start DATA FOR THIS EXERCISE

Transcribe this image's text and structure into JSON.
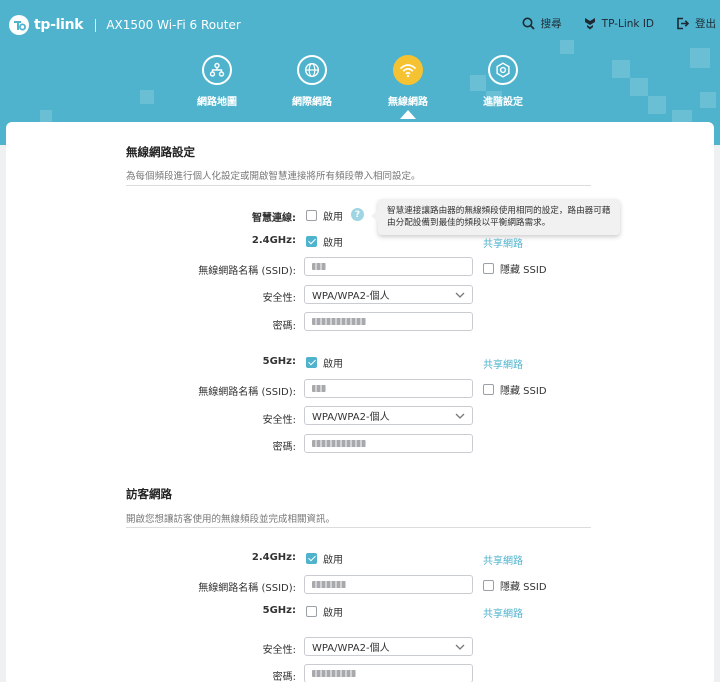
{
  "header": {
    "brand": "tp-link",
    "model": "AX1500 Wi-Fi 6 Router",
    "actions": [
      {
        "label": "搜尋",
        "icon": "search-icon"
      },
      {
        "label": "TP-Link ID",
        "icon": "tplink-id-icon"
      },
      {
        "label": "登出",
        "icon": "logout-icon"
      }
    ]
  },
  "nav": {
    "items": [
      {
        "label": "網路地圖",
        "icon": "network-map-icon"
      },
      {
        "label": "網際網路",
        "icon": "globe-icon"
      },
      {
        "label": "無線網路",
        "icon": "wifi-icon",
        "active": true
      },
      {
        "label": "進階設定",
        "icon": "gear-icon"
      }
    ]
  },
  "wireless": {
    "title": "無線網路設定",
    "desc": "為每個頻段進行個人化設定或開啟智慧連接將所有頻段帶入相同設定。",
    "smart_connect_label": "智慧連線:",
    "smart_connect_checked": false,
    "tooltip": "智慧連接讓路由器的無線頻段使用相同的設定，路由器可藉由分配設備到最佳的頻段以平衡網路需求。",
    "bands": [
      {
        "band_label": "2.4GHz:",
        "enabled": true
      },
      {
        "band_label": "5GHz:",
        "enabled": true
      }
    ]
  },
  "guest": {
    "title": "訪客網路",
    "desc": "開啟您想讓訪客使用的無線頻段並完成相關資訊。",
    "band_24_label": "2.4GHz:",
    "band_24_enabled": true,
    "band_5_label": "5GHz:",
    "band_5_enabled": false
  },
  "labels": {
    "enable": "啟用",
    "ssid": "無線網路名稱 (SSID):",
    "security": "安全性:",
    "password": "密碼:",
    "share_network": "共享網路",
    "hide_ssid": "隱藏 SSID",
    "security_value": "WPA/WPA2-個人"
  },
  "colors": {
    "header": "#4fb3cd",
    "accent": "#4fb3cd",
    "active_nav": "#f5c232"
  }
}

end DATA FOR THIS EXERCISE

◆ **TASK OBJECTIVE**:
Skip every picture and transcribe the data above exactly.

◆ **ANSWER FOR THE TASK**:
Transcribe this image's text and structure into JSON.
{
  "header": {
    "brand": "tp-link",
    "model": "AX1500 Wi-Fi 6 Router",
    "actions": [
      {
        "label": "搜尋",
        "icon": "search-icon"
      },
      {
        "label": "TP-Link ID",
        "icon": "tplink-id-icon"
      },
      {
        "label": "登出",
        "icon": "logout-icon"
      }
    ]
  },
  "nav": {
    "items": [
      {
        "label": "網路地圖",
        "icon": "network-map-icon"
      },
      {
        "label": "網際網路",
        "icon": "globe-icon"
      },
      {
        "label": "無線網路",
        "icon": "wifi-icon",
        "active": true
      },
      {
        "label": "進階設定",
        "icon": "gear-icon"
      }
    ]
  },
  "wireless": {
    "title": "無線網路設定",
    "desc": "為每個頻段進行個人化設定或開啟智慧連接將所有頻段帶入相同設定。",
    "smart_connect_label": "智慧連線:",
    "smart_connect_checked": false,
    "tooltip": "智慧連接讓路由器的無線頻段使用相同的設定，路由器可藉由分配設備到最佳的頻段以平衡網路需求。",
    "bands": [
      {
        "band_label": "2.4GHz:",
        "enabled": true
      },
      {
        "band_label": "5GHz:",
        "enabled": true
      }
    ]
  },
  "guest": {
    "title": "訪客網路",
    "desc": "開啟您想讓訪客使用的無線頻段並完成相關資訊。",
    "band_24_label": "2.4GHz:",
    "band_24_enabled": true,
    "band_5_label": "5GHz:",
    "band_5_enabled": false
  },
  "labels": {
    "enable": "啟用",
    "ssid": "無線網路名稱 (SSID):",
    "security": "安全性:",
    "password": "密碼:",
    "share_network": "共享網路",
    "hide_ssid": "隱藏 SSID",
    "security_value": "WPA/WPA2-個人"
  },
  "colors": {
    "header": "#4fb3cd",
    "accent": "#4fb3cd",
    "active_nav": "#f5c232"
  }
}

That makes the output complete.